Requirements —
Determine which lines of the records include the word "index", and copy them.

[start of Entries provided]

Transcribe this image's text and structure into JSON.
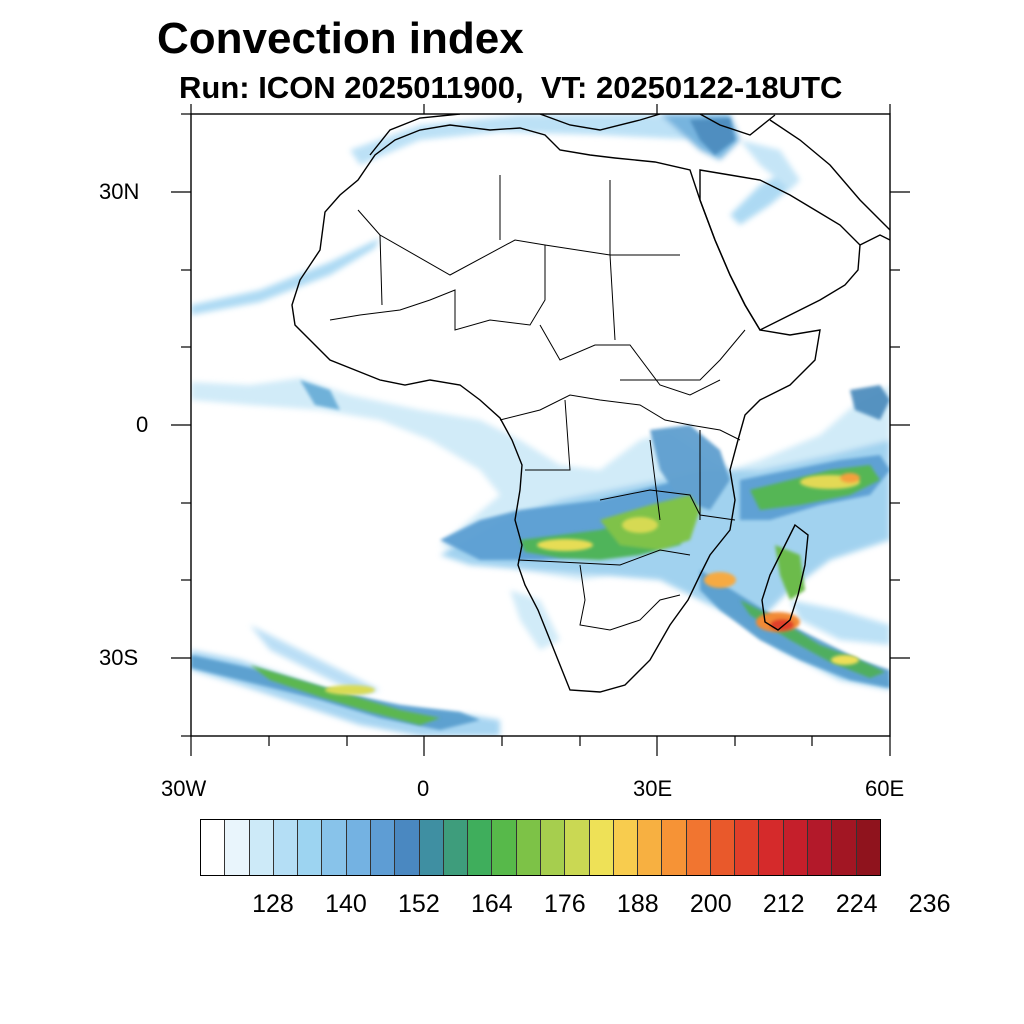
{
  "header": {
    "title": "Convection index",
    "subtitle": "Run: ICON 2025011900,  VT: 20250122-18UTC"
  },
  "axes": {
    "lat_labels": [
      {
        "text": "30N",
        "lat": 30
      },
      {
        "text": "0",
        "lat": 0
      },
      {
        "text": "30S",
        "lat": -30
      }
    ],
    "lon_labels": [
      {
        "text": "30W",
        "lon": -30
      },
      {
        "text": "0",
        "lon": 0
      },
      {
        "text": "30E",
        "lon": 30
      },
      {
        "text": "60E",
        "lon": 60
      }
    ],
    "lon_range": [
      -30,
      60
    ],
    "lat_range": [
      -40,
      40
    ]
  },
  "colorbar": {
    "labels": [
      "128",
      "140",
      "152",
      "164",
      "176",
      "188",
      "200",
      "212",
      "224",
      "236"
    ],
    "colors": [
      "#ffffff",
      "#e9f5fc",
      "#cdeaf8",
      "#b4def5",
      "#9dd4f1",
      "#88c3ea",
      "#74b2e2",
      "#5e9dd4",
      "#4a88c1",
      "#3f8fa2",
      "#3e9d7c",
      "#3fae5c",
      "#57b94a",
      "#7dc247",
      "#a6ce4e",
      "#cad853",
      "#eee157",
      "#f8cc4e",
      "#f7b041",
      "#f69336",
      "#f17530",
      "#e9592b",
      "#e03f2a",
      "#d52a2b",
      "#c51f2b",
      "#b3192a",
      "#a21623",
      "#8f131d"
    ]
  },
  "map": {
    "variable": "convection index",
    "colors": {
      "coast": "#000000",
      "frame": "#000000"
    }
  }
}
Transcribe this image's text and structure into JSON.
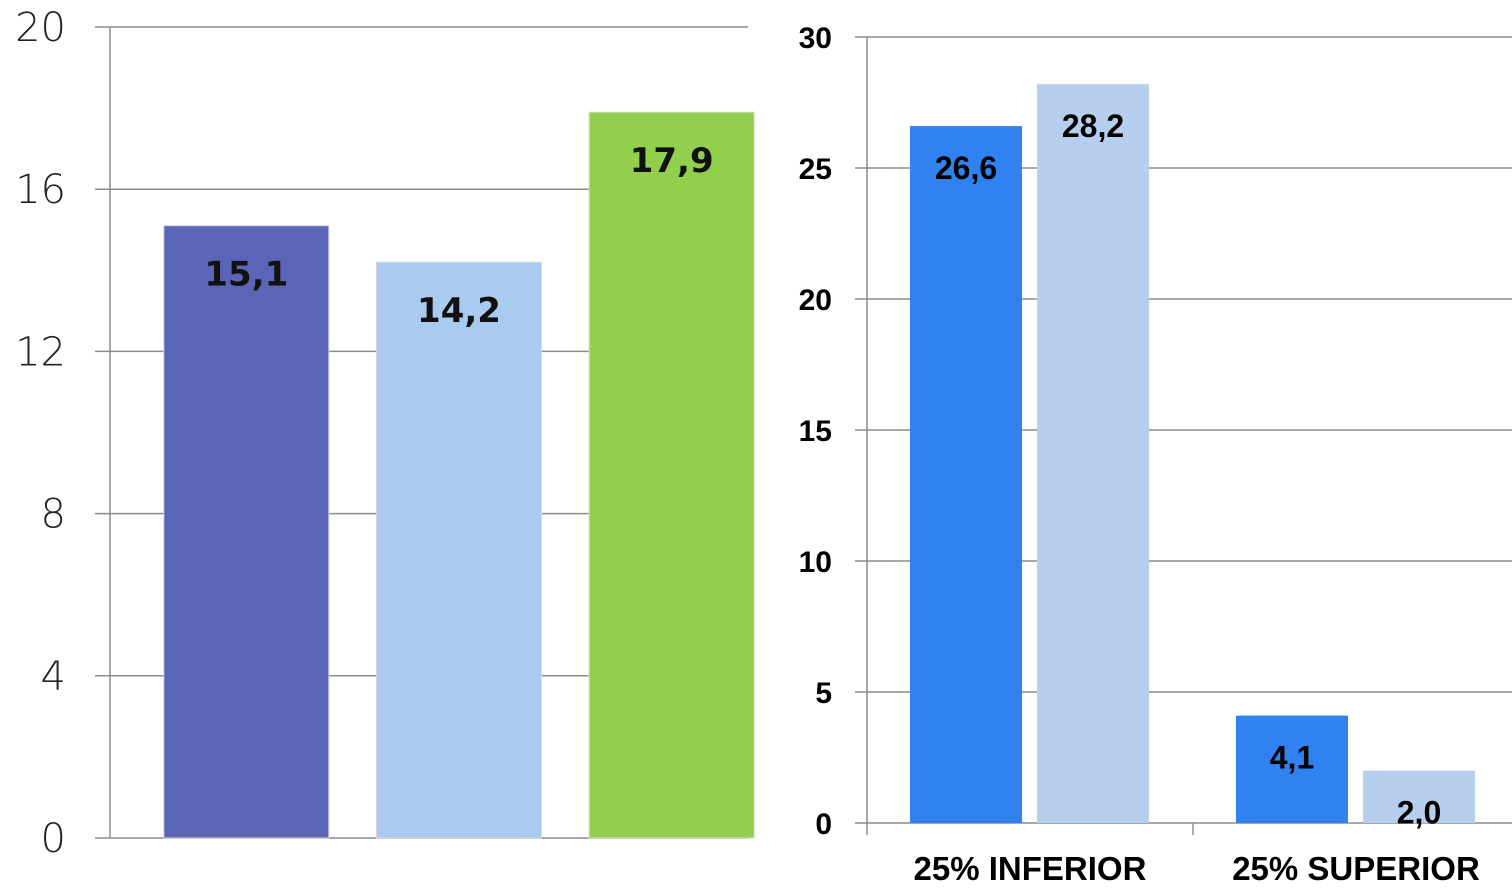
{
  "chart_data": [
    {
      "type": "bar",
      "categories": [
        "",
        "",
        ""
      ],
      "values": [
        15.1,
        14.2,
        17.9
      ],
      "labels": [
        "15,1",
        "14,2",
        "17,9"
      ],
      "colors": [
        "#5b65b7",
        "#a9cbef",
        "#92cf4c"
      ],
      "ylim": [
        0,
        20
      ],
      "yticks": [
        "0",
        "4",
        "8",
        "12",
        "16",
        "20"
      ],
      "grid": true
    },
    {
      "type": "bar",
      "categories": [
        "25% INFERIOR",
        "25% SUPERIOR"
      ],
      "series": [
        {
          "values": [
            26.6,
            4.1
          ],
          "labels": [
            "26,6",
            "4,1"
          ],
          "color": "#2f82f0"
        },
        {
          "values": [
            28.2,
            2.0
          ],
          "labels": [
            "28,2",
            "2,0"
          ],
          "color": "#b6cfee"
        }
      ],
      "ylim": [
        0,
        30
      ],
      "yticks": [
        "0",
        "5",
        "10",
        "15",
        "20",
        "25",
        "30"
      ],
      "grid": true
    }
  ]
}
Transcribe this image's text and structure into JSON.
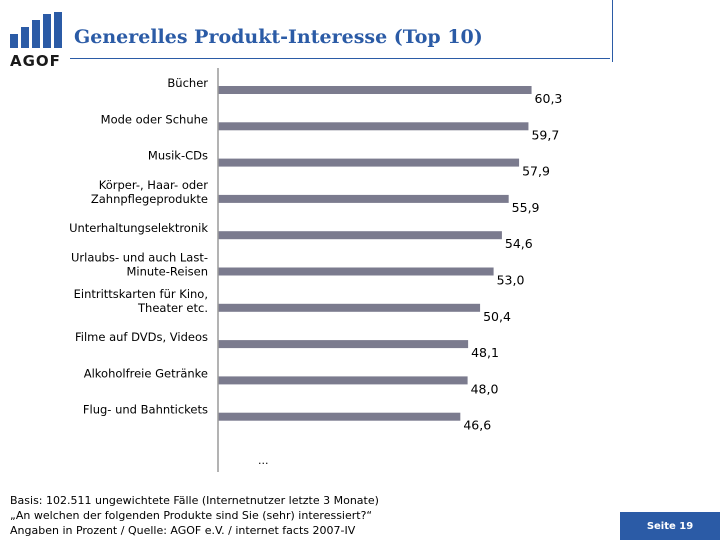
{
  "logo": {
    "text": "AGOF",
    "color": "#2b5ba6"
  },
  "header": {
    "title": "Generelles Produkt-Interesse (Top 10)"
  },
  "chart_data": {
    "type": "bar",
    "orientation": "horizontal",
    "categories": [
      "Bücher",
      "Mode oder Schuhe",
      "Musik-CDs",
      "Körper-, Haar- oder\nZahnpflegeprodukte",
      "Unterhaltungselektronik",
      "Urlaubs- und auch Last-\nMinute-Reisen",
      "Eintrittskarten für Kino,\nTheater etc.",
      "Filme auf DVDs, Videos",
      "Alkoholfreie Getränke",
      "Flug- und Bahntickets"
    ],
    "values": [
      60.3,
      59.7,
      57.9,
      55.9,
      54.6,
      53.0,
      50.4,
      48.1,
      48.0,
      46.6
    ],
    "value_labels": [
      "60,3",
      "59,7",
      "57,9",
      "55,9",
      "54,6",
      "53,0",
      "50,4",
      "48,1",
      "48,0",
      "46,6"
    ],
    "bar_color": "#7b7b8e",
    "continuation": "...",
    "grid": false,
    "legend": "none"
  },
  "footer": {
    "lines": [
      "Basis: 102.511 ungewichtete Fälle (Internetnutzer letzte 3 Monate)",
      "„An welchen der folgenden Produkte sind Sie (sehr) interessiert?“",
      "Angaben in Prozent / Quelle: AGOF e.V. / internet facts 2007-IV"
    ],
    "page_label": "Seite 19"
  }
}
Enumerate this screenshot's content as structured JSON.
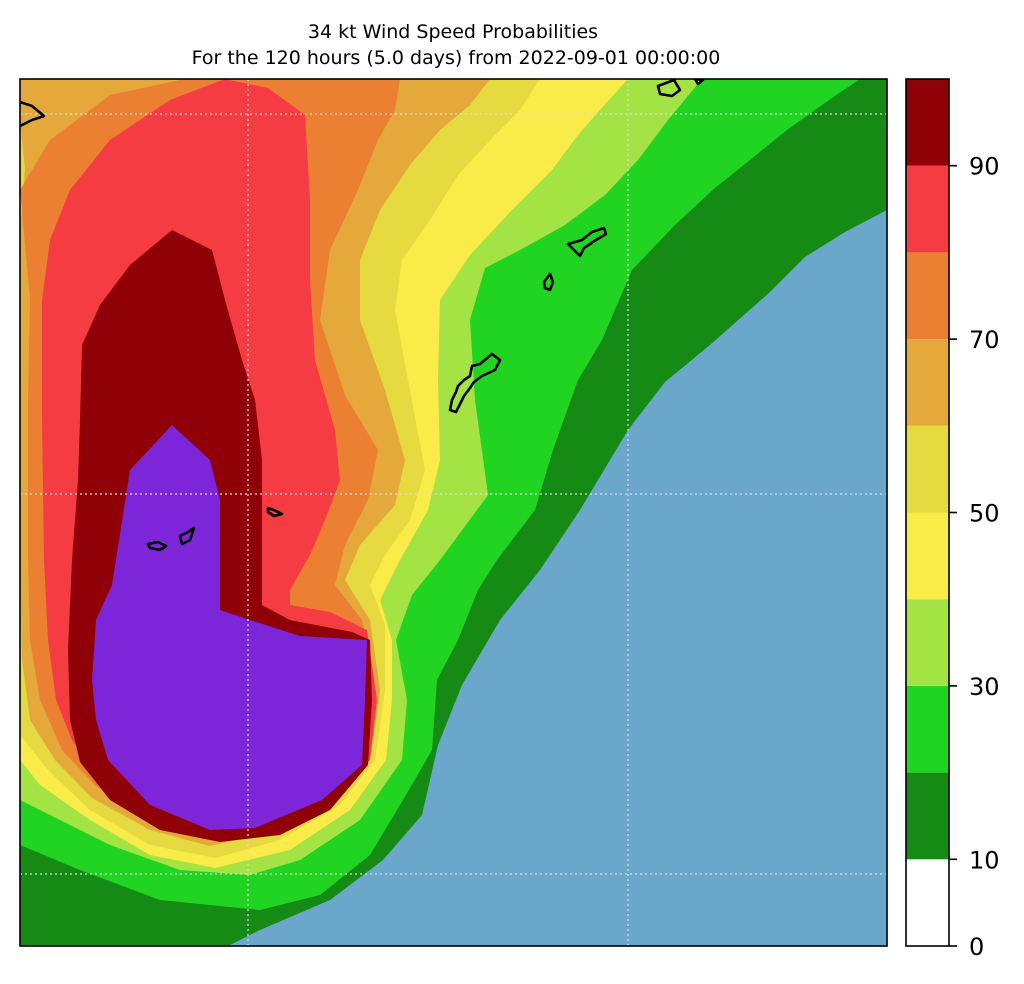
{
  "title": {
    "line1": "34 kt Wind Speed Probabilities",
    "line2": "For the 120 hours (5.0 days) from 2022-09-01 00:00:00"
  },
  "colorbar": {
    "levels": [
      0,
      10,
      20,
      30,
      40,
      50,
      60,
      70,
      80,
      90,
      100
    ],
    "colors": [
      "#ffffff",
      "#158a15",
      "#22d422",
      "#a3e344",
      "#f9eb48",
      "#e5da40",
      "#e5a83b",
      "#ec8032",
      "#f53c43",
      "#900007",
      "#7d25d8"
    ],
    "tick_labels": [
      "0",
      "10",
      "30",
      "50",
      "70",
      "90"
    ]
  },
  "map": {
    "ocean_color": "#6ba6cb",
    "coastline_color": "#000000",
    "gridlines": true,
    "islands": [
      "island-top-left-edge",
      "island-top-center",
      "island-northeast-chain",
      "island-north-small",
      "island-okinawa-like",
      "island-center-small",
      "island-west-a",
      "island-west-b"
    ]
  }
}
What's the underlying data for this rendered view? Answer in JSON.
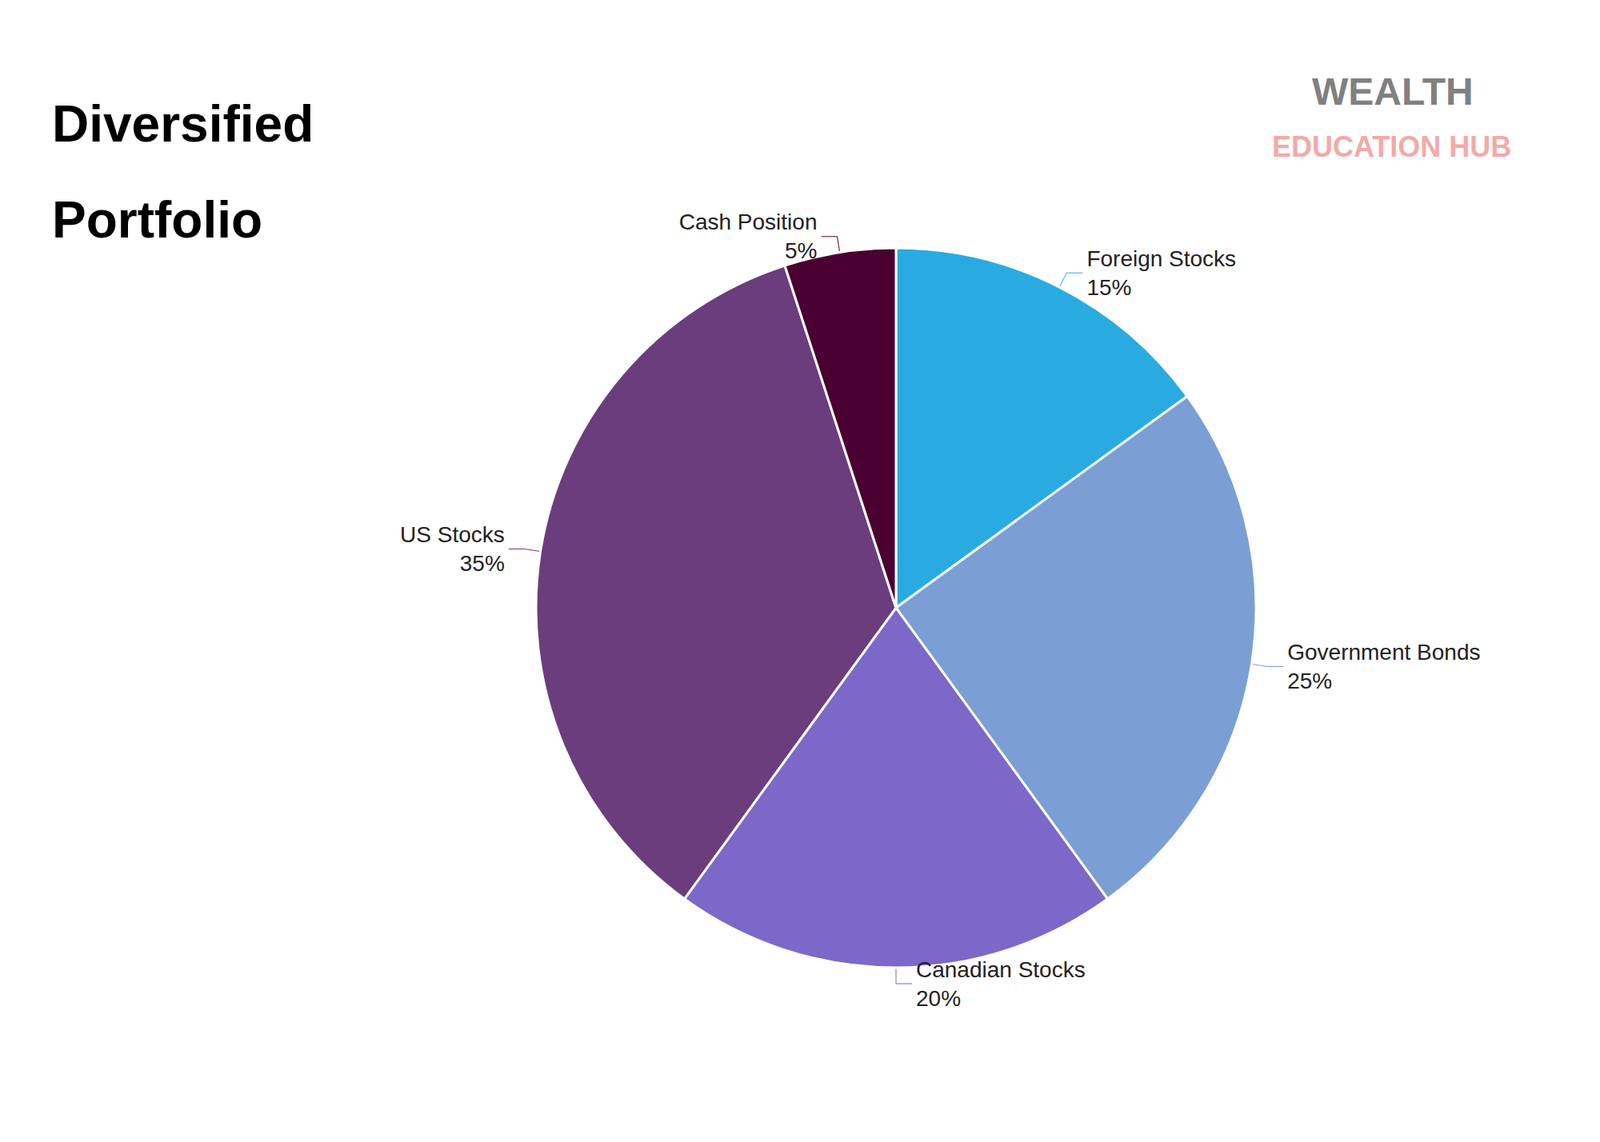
{
  "chart_data": {
    "type": "pie",
    "title": "Diversified\nPortfolio",
    "categories": [
      "Foreign Stocks",
      "Government Bonds",
      "Canadian Stocks",
      "US Stocks",
      "Cash Position"
    ],
    "values": [
      15,
      25,
      20,
      35,
      5
    ],
    "value_labels": [
      "15%",
      "25%",
      "20%",
      "35%",
      "5%"
    ],
    "colors": [
      "#29ABE2",
      "#7B9FD4",
      "#7B68C8",
      "#6B3D7D",
      "#4A0030"
    ],
    "data_labels": true,
    "annotations": [
      {
        "text": "WEALTH",
        "color": "#808080"
      },
      {
        "text": "EDUCATION HUB",
        "color": "#F4A9A8"
      }
    ]
  }
}
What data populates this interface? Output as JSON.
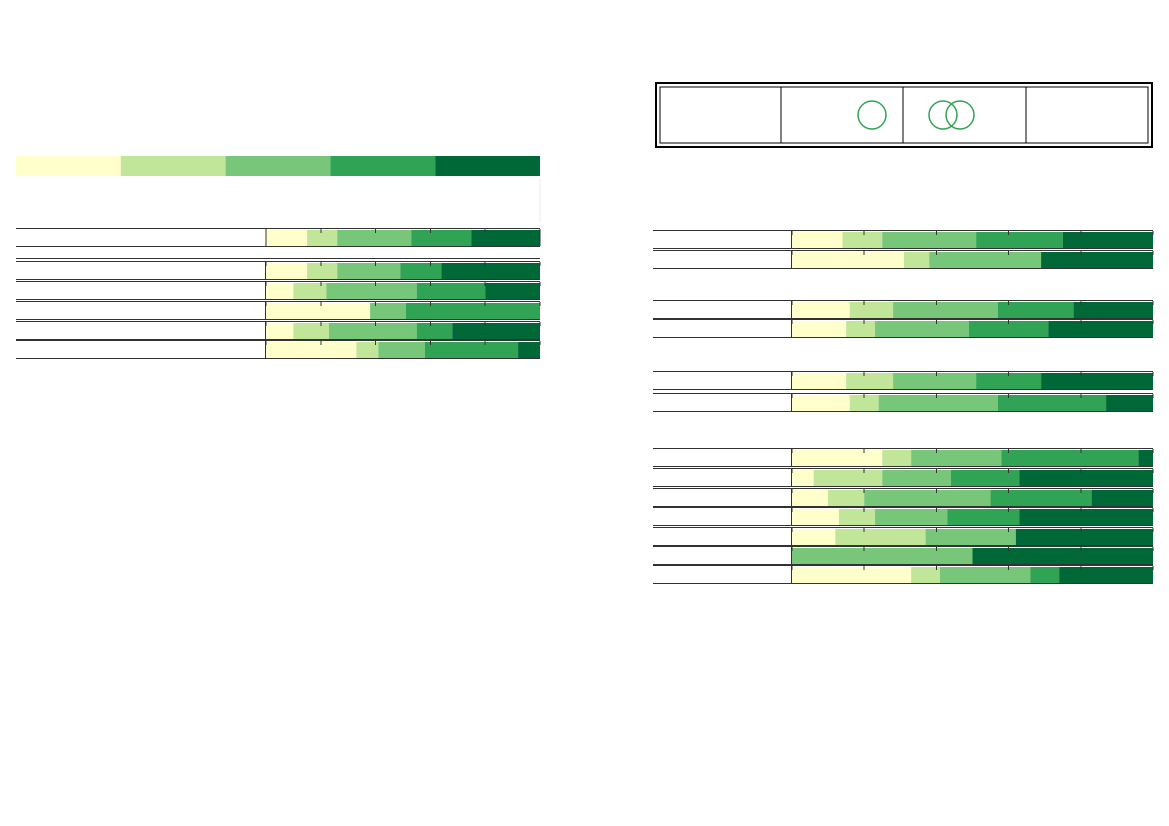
{
  "chart_data": [
    {
      "type": "stacked-hbar",
      "categories": [
        null,
        null,
        null,
        null,
        null,
        null
      ],
      "series": [
        {
          "color": "#ffffcc",
          "values": [
            15,
            15,
            10,
            38,
            10,
            33
          ]
        },
        {
          "color": "#c2e699",
          "values": [
            11,
            11,
            12,
            0,
            13,
            8
          ]
        },
        {
          "color": "#78c679",
          "values": [
            27,
            23,
            33,
            13,
            32,
            17
          ]
        },
        {
          "color": "#31a354",
          "values": [
            22,
            15,
            25,
            49,
            13,
            34
          ]
        },
        {
          "color": "#006837",
          "values": [
            25,
            36,
            20,
            0,
            32,
            8
          ]
        }
      ],
      "xlim": [
        0,
        100
      ],
      "xticks": [
        0,
        20,
        40,
        60,
        80,
        100
      ],
      "legend": "top"
    },
    {
      "type": "stacked-hbar",
      "categories": [
        null,
        null,
        null,
        null,
        null,
        null,
        null,
        null,
        null,
        null,
        null,
        null,
        null
      ],
      "series": [
        {
          "color": "#ffffcc",
          "values": [
            14,
            31,
            16,
            15,
            15,
            16,
            25,
            6,
            10,
            13,
            12,
            0,
            33
          ]
        },
        {
          "color": "#c2e699",
          "values": [
            11,
            7,
            12,
            8,
            13,
            8,
            8,
            19,
            10,
            10,
            25,
            0,
            8
          ]
        },
        {
          "color": "#78c679",
          "values": [
            26,
            31,
            29,
            26,
            23,
            33,
            25,
            19,
            35,
            20,
            25,
            50,
            25
          ]
        },
        {
          "color": "#31a354",
          "values": [
            24,
            0,
            21,
            22,
            18,
            30,
            38,
            19,
            28,
            20,
            0,
            0,
            8
          ]
        },
        {
          "color": "#006837",
          "values": [
            25,
            31,
            22,
            29,
            31,
            13,
            4,
            37,
            17,
            37,
            38,
            50,
            26
          ]
        }
      ],
      "xlim": [
        0,
        100
      ],
      "xticks": [
        0,
        20,
        40,
        60,
        80,
        100
      ]
    }
  ]
}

[end of Entries provided]

Solution to this problem —
    "title": "Convection index",
    "variable": "convection index",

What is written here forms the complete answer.